--- Material shown ---
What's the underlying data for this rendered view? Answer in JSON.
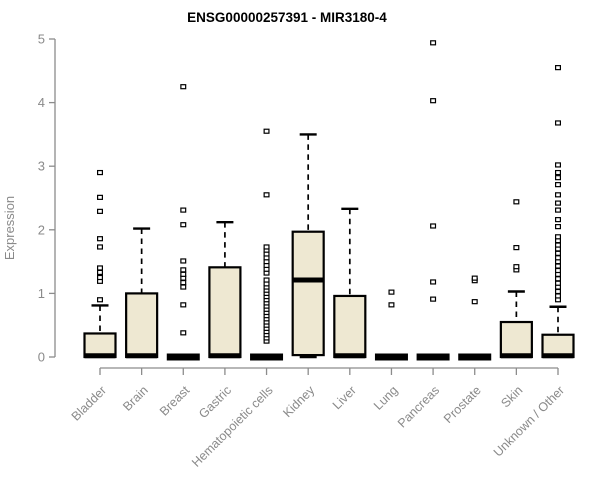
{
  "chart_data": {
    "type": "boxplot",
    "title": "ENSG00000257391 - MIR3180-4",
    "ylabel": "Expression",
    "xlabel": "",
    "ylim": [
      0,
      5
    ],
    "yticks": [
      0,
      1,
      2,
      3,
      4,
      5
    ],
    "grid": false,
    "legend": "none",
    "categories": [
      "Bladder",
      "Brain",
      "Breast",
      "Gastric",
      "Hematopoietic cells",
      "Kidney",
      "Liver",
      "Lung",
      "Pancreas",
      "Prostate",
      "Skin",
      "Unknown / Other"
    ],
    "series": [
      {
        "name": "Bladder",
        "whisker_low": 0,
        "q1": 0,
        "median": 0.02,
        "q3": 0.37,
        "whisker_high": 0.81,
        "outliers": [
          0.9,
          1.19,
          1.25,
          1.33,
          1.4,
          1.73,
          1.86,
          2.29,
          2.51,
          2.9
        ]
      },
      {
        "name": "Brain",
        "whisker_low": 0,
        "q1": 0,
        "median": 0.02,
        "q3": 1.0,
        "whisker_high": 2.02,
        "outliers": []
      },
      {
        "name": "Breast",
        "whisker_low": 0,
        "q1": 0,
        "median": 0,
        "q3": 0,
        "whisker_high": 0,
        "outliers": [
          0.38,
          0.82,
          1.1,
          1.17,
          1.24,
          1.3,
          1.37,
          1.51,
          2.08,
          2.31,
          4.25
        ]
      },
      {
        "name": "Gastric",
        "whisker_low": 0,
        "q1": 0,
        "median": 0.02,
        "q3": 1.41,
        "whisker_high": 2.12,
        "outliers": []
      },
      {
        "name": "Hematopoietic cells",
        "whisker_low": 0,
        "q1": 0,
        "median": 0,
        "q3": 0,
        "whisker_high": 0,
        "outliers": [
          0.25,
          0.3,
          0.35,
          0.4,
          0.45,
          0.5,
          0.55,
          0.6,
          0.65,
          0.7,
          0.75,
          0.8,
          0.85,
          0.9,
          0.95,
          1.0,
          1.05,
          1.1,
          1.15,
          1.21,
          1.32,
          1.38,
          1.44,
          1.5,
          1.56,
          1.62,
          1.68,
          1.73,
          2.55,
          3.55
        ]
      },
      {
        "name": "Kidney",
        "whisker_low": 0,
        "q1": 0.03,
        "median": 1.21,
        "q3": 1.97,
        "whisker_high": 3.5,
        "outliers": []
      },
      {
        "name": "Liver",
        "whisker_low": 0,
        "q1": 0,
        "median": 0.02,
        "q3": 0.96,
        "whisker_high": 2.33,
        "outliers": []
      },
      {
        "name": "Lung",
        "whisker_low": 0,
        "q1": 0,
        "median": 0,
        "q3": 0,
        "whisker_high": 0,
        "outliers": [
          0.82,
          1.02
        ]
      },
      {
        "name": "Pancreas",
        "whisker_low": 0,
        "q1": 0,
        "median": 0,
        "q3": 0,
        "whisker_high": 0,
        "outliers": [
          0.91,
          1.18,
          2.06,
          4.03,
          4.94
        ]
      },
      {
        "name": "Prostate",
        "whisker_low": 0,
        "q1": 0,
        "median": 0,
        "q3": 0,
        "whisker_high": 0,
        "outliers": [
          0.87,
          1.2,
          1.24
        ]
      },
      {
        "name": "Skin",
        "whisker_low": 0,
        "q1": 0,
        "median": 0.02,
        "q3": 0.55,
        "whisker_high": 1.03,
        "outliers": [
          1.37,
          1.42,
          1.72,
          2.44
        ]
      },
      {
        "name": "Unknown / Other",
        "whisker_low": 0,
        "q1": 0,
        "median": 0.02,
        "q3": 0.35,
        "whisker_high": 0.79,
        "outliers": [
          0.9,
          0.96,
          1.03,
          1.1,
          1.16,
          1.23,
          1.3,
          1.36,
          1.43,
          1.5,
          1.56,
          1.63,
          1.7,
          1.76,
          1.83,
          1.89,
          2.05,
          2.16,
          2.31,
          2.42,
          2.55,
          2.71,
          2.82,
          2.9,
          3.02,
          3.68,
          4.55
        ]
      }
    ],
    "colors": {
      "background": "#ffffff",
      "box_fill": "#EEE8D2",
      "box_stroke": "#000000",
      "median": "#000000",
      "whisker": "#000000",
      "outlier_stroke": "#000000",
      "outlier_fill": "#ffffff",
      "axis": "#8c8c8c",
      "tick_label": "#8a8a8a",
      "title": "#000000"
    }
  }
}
---
Assignment → Since pictures are not part of the copy, set down only the remaining data exactly.

Output for this exercise →
What's the underlying data for this rendered view? Answer in JSON.
{
  "chart_data": {
    "type": "boxplot",
    "title": "ENSG00000257391 - MIR3180-4",
    "ylabel": "Expression",
    "xlabel": "",
    "ylim": [
      0,
      5
    ],
    "yticks": [
      0,
      1,
      2,
      3,
      4,
      5
    ],
    "grid": false,
    "legend": "none",
    "categories": [
      "Bladder",
      "Brain",
      "Breast",
      "Gastric",
      "Hematopoietic cells",
      "Kidney",
      "Liver",
      "Lung",
      "Pancreas",
      "Prostate",
      "Skin",
      "Unknown / Other"
    ],
    "series": [
      {
        "name": "Bladder",
        "whisker_low": 0,
        "q1": 0,
        "median": 0.02,
        "q3": 0.37,
        "whisker_high": 0.81,
        "outliers": [
          0.9,
          1.19,
          1.25,
          1.33,
          1.4,
          1.73,
          1.86,
          2.29,
          2.51,
          2.9
        ]
      },
      {
        "name": "Brain",
        "whisker_low": 0,
        "q1": 0,
        "median": 0.02,
        "q3": 1.0,
        "whisker_high": 2.02,
        "outliers": []
      },
      {
        "name": "Breast",
        "whisker_low": 0,
        "q1": 0,
        "median": 0,
        "q3": 0,
        "whisker_high": 0,
        "outliers": [
          0.38,
          0.82,
          1.1,
          1.17,
          1.24,
          1.3,
          1.37,
          1.51,
          2.08,
          2.31,
          4.25
        ]
      },
      {
        "name": "Gastric",
        "whisker_low": 0,
        "q1": 0,
        "median": 0.02,
        "q3": 1.41,
        "whisker_high": 2.12,
        "outliers": []
      },
      {
        "name": "Hematopoietic cells",
        "whisker_low": 0,
        "q1": 0,
        "median": 0,
        "q3": 0,
        "whisker_high": 0,
        "outliers": [
          0.25,
          0.3,
          0.35,
          0.4,
          0.45,
          0.5,
          0.55,
          0.6,
          0.65,
          0.7,
          0.75,
          0.8,
          0.85,
          0.9,
          0.95,
          1.0,
          1.05,
          1.1,
          1.15,
          1.21,
          1.32,
          1.38,
          1.44,
          1.5,
          1.56,
          1.62,
          1.68,
          1.73,
          2.55,
          3.55
        ]
      },
      {
        "name": "Kidney",
        "whisker_low": 0,
        "q1": 0.03,
        "median": 1.21,
        "q3": 1.97,
        "whisker_high": 3.5,
        "outliers": []
      },
      {
        "name": "Liver",
        "whisker_low": 0,
        "q1": 0,
        "median": 0.02,
        "q3": 0.96,
        "whisker_high": 2.33,
        "outliers": []
      },
      {
        "name": "Lung",
        "whisker_low": 0,
        "q1": 0,
        "median": 0,
        "q3": 0,
        "whisker_high": 0,
        "outliers": [
          0.82,
          1.02
        ]
      },
      {
        "name": "Pancreas",
        "whisker_low": 0,
        "q1": 0,
        "median": 0,
        "q3": 0,
        "whisker_high": 0,
        "outliers": [
          0.91,
          1.18,
          2.06,
          4.03,
          4.94
        ]
      },
      {
        "name": "Prostate",
        "whisker_low": 0,
        "q1": 0,
        "median": 0,
        "q3": 0,
        "whisker_high": 0,
        "outliers": [
          0.87,
          1.2,
          1.24
        ]
      },
      {
        "name": "Skin",
        "whisker_low": 0,
        "q1": 0,
        "median": 0.02,
        "q3": 0.55,
        "whisker_high": 1.03,
        "outliers": [
          1.37,
          1.42,
          1.72,
          2.44
        ]
      },
      {
        "name": "Unknown / Other",
        "whisker_low": 0,
        "q1": 0,
        "median": 0.02,
        "q3": 0.35,
        "whisker_high": 0.79,
        "outliers": [
          0.9,
          0.96,
          1.03,
          1.1,
          1.16,
          1.23,
          1.3,
          1.36,
          1.43,
          1.5,
          1.56,
          1.63,
          1.7,
          1.76,
          1.83,
          1.89,
          2.05,
          2.16,
          2.31,
          2.42,
          2.55,
          2.71,
          2.82,
          2.9,
          3.02,
          3.68,
          4.55
        ]
      }
    ],
    "colors": {
      "background": "#ffffff",
      "box_fill": "#EEE8D2",
      "box_stroke": "#000000",
      "median": "#000000",
      "whisker": "#000000",
      "outlier_stroke": "#000000",
      "outlier_fill": "#ffffff",
      "axis": "#8c8c8c",
      "tick_label": "#8a8a8a",
      "title": "#000000"
    }
  }
}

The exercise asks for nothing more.